**TASK INPUT**

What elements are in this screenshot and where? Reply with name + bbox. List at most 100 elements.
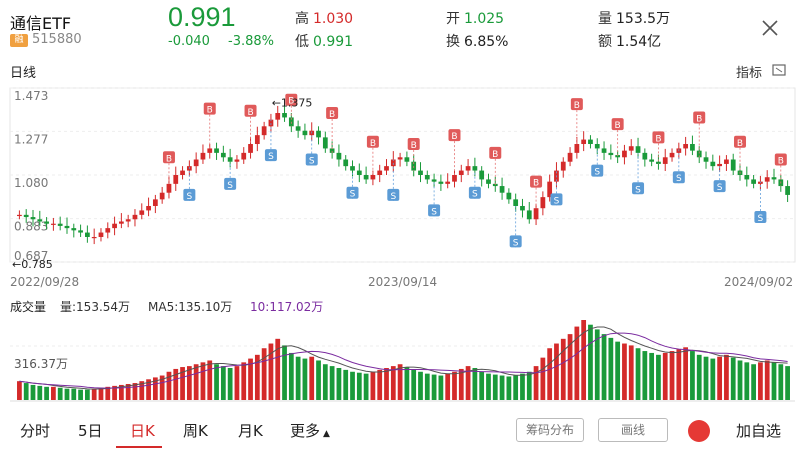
volume-bar xyxy=(649,352,655,400)
indicator-button[interactable]: 指标 xyxy=(736,66,763,81)
candle-body xyxy=(574,144,580,153)
sell-marker[interactable]: S xyxy=(713,163,726,193)
tab-more[interactable]: 更多 ▲ xyxy=(290,420,330,441)
buy-marker[interactable]: B xyxy=(570,98,583,145)
volume-bar xyxy=(329,366,335,400)
volume-bar xyxy=(730,357,736,400)
chip-distribution-button[interactable]: 筹码分布 xyxy=(516,418,584,442)
volume-bar xyxy=(343,369,349,400)
sell-marker[interactable]: S xyxy=(509,205,522,248)
svg-text:B: B xyxy=(615,121,621,131)
sell-marker[interactable]: S xyxy=(264,119,277,162)
volume-bar xyxy=(282,345,287,400)
security-name: 通信ETF xyxy=(10,14,72,33)
volume-bar xyxy=(737,360,743,400)
volume-bar xyxy=(696,354,702,400)
volume-bar xyxy=(581,320,587,400)
candle-body xyxy=(139,210,145,215)
volume-bar xyxy=(642,351,648,400)
tab-5day[interactable]: 5日 xyxy=(78,422,103,440)
turnover-value: 6.85% xyxy=(464,34,509,50)
add-to-watchlist-button[interactable]: 加自选 xyxy=(736,422,782,440)
candle-body xyxy=(200,152,206,160)
volume-bar xyxy=(350,371,355,400)
buy-marker[interactable]: B xyxy=(203,102,216,149)
candle-body xyxy=(540,197,546,209)
buy-marker[interactable]: B xyxy=(652,131,665,164)
sell-marker[interactable]: S xyxy=(183,166,196,202)
sell-marker[interactable]: S xyxy=(468,170,481,200)
kline-chart[interactable]: 1.473 1.277 1.080 0.883 0.687 B S B S B S B S B S B S B S B… xyxy=(0,80,800,292)
sell-marker[interactable]: S xyxy=(632,152,645,195)
draw-line-button[interactable]: 画线 xyxy=(598,418,668,442)
volume-bar xyxy=(336,368,342,400)
candle-body xyxy=(132,214,138,220)
candle-body xyxy=(649,159,655,162)
volume-bar xyxy=(91,388,97,400)
sell-marker[interactable]: S xyxy=(305,130,318,167)
buy-marker[interactable]: B xyxy=(366,135,379,175)
svg-text:B: B xyxy=(451,132,457,142)
volume-bar xyxy=(540,357,546,400)
sell-marker[interactable]: S xyxy=(387,159,400,202)
tab-intraday[interactable]: 分时 xyxy=(20,422,51,440)
candle-body xyxy=(282,113,287,118)
candle-body xyxy=(275,113,281,120)
volume-bar xyxy=(547,348,553,400)
candle-body xyxy=(350,166,355,171)
sell-marker[interactable]: S xyxy=(591,148,604,178)
candle-body xyxy=(492,183,498,187)
volume-bar xyxy=(302,358,308,400)
close-icon[interactable] xyxy=(760,18,780,38)
high-value: 1.030 xyxy=(313,11,354,27)
buy-marker[interactable]: B xyxy=(407,138,420,171)
svg-text:S: S xyxy=(186,192,192,202)
svg-text:S: S xyxy=(717,183,723,193)
buy-marker[interactable]: B xyxy=(693,111,706,158)
volume-bar xyxy=(703,356,709,400)
svg-text:B: B xyxy=(492,150,498,160)
turnover-field: 换 6.85% xyxy=(446,31,508,51)
buy-marker[interactable]: B xyxy=(326,107,339,153)
sell-marker[interactable]: S xyxy=(428,181,441,218)
volume-bar xyxy=(758,362,763,400)
candle-body xyxy=(336,152,342,160)
buy-marker[interactable]: B xyxy=(244,104,257,145)
sell-marker[interactable]: S xyxy=(550,170,563,207)
volume-bar xyxy=(356,372,362,400)
candle-body xyxy=(64,225,70,229)
volume-bar xyxy=(452,371,457,400)
volume-chart[interactable]: 316.37万 xyxy=(0,316,800,404)
candle-body xyxy=(295,126,301,131)
volume-bar xyxy=(37,385,43,400)
record-dot-icon[interactable] xyxy=(688,420,710,442)
buy-marker[interactable]: B xyxy=(162,151,175,184)
buy-marker[interactable]: B xyxy=(448,129,461,175)
candle-body xyxy=(622,150,627,158)
candle-body xyxy=(166,183,172,193)
sell-marker[interactable]: S xyxy=(672,148,685,184)
candle-body xyxy=(234,159,240,162)
volume-bar xyxy=(615,341,621,400)
buy-marker[interactable]: B xyxy=(285,93,298,127)
buy-marker[interactable]: B xyxy=(489,146,502,187)
svg-text:S: S xyxy=(431,207,437,217)
buy-marker[interactable]: B xyxy=(530,175,543,209)
volume-bar xyxy=(771,362,777,400)
fullscreen-icon[interactable] xyxy=(772,64,786,76)
candle-body xyxy=(608,152,614,156)
volume-bar xyxy=(764,360,770,400)
buy-marker[interactable]: B xyxy=(774,153,787,187)
tab-monthly[interactable]: 月K xyxy=(238,422,263,440)
buy-marker[interactable]: B xyxy=(611,118,624,158)
tab-weekly[interactable]: 周K xyxy=(183,422,208,440)
sell-marker[interactable]: S xyxy=(224,161,237,191)
volume-ma5: MA5:135.10万 xyxy=(148,300,233,314)
volume-bar xyxy=(411,369,417,400)
volume-bar xyxy=(744,362,750,400)
sell-marker[interactable]: S xyxy=(754,181,767,224)
tab-daily[interactable]: 日K xyxy=(130,422,155,440)
buy-marker[interactable]: B xyxy=(734,135,747,175)
sell-marker[interactable]: S xyxy=(346,170,359,200)
period-tabs: 分时 5日 日K 周K 月K 更多 ▲ 筹码分布 画线 加自选 xyxy=(0,408,800,450)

**INSTRUCTION**
Reproduce the lines above with "vol-bar" substituted for every occurrence of "volume-bar", leaving everything else unchanged. Omit the pictures from your output.

**THE OUTPUT**
What elements are in this screenshot and where? Reply with name + bbox. List at most 100 elements.
vol-bar xyxy=(649,352,655,400)
indicator-button[interactable]: 指标 xyxy=(736,66,763,81)
candle-body xyxy=(574,144,580,153)
sell-marker[interactable]: S xyxy=(713,163,726,193)
tab-more[interactable]: 更多 ▲ xyxy=(290,420,330,441)
buy-marker[interactable]: B xyxy=(570,98,583,145)
vol-bar xyxy=(329,366,335,400)
vol-bar xyxy=(730,357,736,400)
chip-distribution-button[interactable]: 筹码分布 xyxy=(516,418,584,442)
vol-bar xyxy=(343,369,349,400)
sell-marker[interactable]: S xyxy=(509,205,522,248)
svg-text:B: B xyxy=(615,121,621,131)
sell-marker[interactable]: S xyxy=(264,119,277,162)
vol-bar xyxy=(282,345,287,400)
security-name: 通信ETF xyxy=(10,14,72,33)
vol-bar xyxy=(737,360,743,400)
vol-bar xyxy=(696,354,702,400)
vol-bar xyxy=(581,320,587,400)
candle-body xyxy=(139,210,145,215)
vol-bar xyxy=(642,351,648,400)
tab-5day[interactable]: 5日 xyxy=(78,422,103,440)
turnover-value: 6.85% xyxy=(464,34,509,50)
add-to-watchlist-button[interactable]: 加自选 xyxy=(736,422,782,440)
candle-body xyxy=(200,152,206,160)
vol-bar xyxy=(350,371,355,400)
buy-marker[interactable]: B xyxy=(203,102,216,149)
candle-body xyxy=(540,197,546,209)
buy-marker[interactable]: B xyxy=(652,131,665,164)
sell-marker[interactable]: S xyxy=(183,166,196,202)
sell-marker[interactable]: S xyxy=(468,170,481,200)
kline-chart[interactable]: 1.473 1.277 1.080 0.883 0.687 B S B S B S B S B S B S B S B… xyxy=(0,80,800,292)
sell-marker[interactable]: S xyxy=(632,152,645,195)
draw-line-button[interactable]: 画线 xyxy=(598,418,668,442)
vol-bar xyxy=(336,368,342,400)
candle-body xyxy=(132,214,138,220)
candle-body xyxy=(649,159,655,162)
vol-bar xyxy=(91,388,97,400)
sell-marker[interactable]: S xyxy=(305,130,318,167)
buy-marker[interactable]: B xyxy=(366,135,379,175)
svg-text:B: B xyxy=(451,132,457,142)
vol-bar xyxy=(540,357,546,400)
sell-marker[interactable]: S xyxy=(387,159,400,202)
tab-intraday[interactable]: 分时 xyxy=(20,422,51,440)
candle-body xyxy=(282,113,287,118)
candle-body xyxy=(275,113,281,120)
vol-bar xyxy=(547,348,553,400)
candle-body xyxy=(350,166,355,171)
sell-marker[interactable]: S xyxy=(591,148,604,178)
candle-body xyxy=(492,183,498,187)
vol-bar xyxy=(302,358,308,400)
close-icon[interactable] xyxy=(760,18,780,38)
high-value: 1.030 xyxy=(313,11,354,27)
buy-marker[interactable]: B xyxy=(407,138,420,171)
svg-text:S: S xyxy=(186,192,192,202)
svg-text:S: S xyxy=(717,183,723,193)
buy-marker[interactable]: B xyxy=(693,111,706,158)
vol-bar xyxy=(703,356,709,400)
svg-text:B: B xyxy=(492,150,498,160)
turnover-field: 换 6.85% xyxy=(446,31,508,51)
buy-marker[interactable]: B xyxy=(326,107,339,153)
sell-marker[interactable]: S xyxy=(428,181,441,218)
vol-bar xyxy=(758,362,763,400)
candle-body xyxy=(336,152,342,160)
buy-marker[interactable]: B xyxy=(244,104,257,145)
sell-marker[interactable]: S xyxy=(550,170,563,207)
vol-bar xyxy=(356,372,362,400)
candle-body xyxy=(64,225,70,229)
vol-bar xyxy=(452,371,457,400)
volume-chart[interactable]: 316.37万 xyxy=(0,316,800,404)
candle-body xyxy=(295,126,301,131)
vol-bar xyxy=(37,385,43,400)
record-dot-icon[interactable] xyxy=(688,420,710,442)
buy-marker[interactable]: B xyxy=(162,151,175,184)
buy-marker[interactable]: B xyxy=(448,129,461,175)
candle-body xyxy=(622,150,627,158)
candle-body xyxy=(166,183,172,193)
sell-marker[interactable]: S xyxy=(672,148,685,184)
candle-body xyxy=(234,159,240,162)
vol-bar xyxy=(615,341,621,400)
buy-marker[interactable]: B xyxy=(285,93,298,127)
buy-marker[interactable]: B xyxy=(489,146,502,187)
svg-text:S: S xyxy=(431,207,437,217)
buy-marker[interactable]: B xyxy=(530,175,543,209)
vol-bar xyxy=(771,362,777,400)
fullscreen-icon[interactable] xyxy=(772,64,786,76)
candle-body xyxy=(608,152,614,156)
vol-bar xyxy=(764,360,770,400)
buy-marker[interactable]: B xyxy=(774,153,787,187)
tab-monthly[interactable]: 月K xyxy=(238,422,263,440)
buy-marker[interactable]: B xyxy=(611,118,624,158)
tab-weekly[interactable]: 周K xyxy=(183,422,208,440)
sell-marker[interactable]: S xyxy=(224,161,237,191)
volume-ma5: MA5:135.10万 xyxy=(148,300,233,314)
vol-bar xyxy=(411,369,417,400)
vol-bar xyxy=(744,362,750,400)
sell-marker[interactable]: S xyxy=(754,181,767,224)
tab-daily[interactable]: 日K xyxy=(130,422,155,440)
buy-marker[interactable]: B xyxy=(734,135,747,175)
sell-marker[interactable]: S xyxy=(346,170,359,200)
period-tabs: 分时 5日 日K 周K 月K 更多 ▲ 筹码分布 画线 加自选 xyxy=(0,408,800,450)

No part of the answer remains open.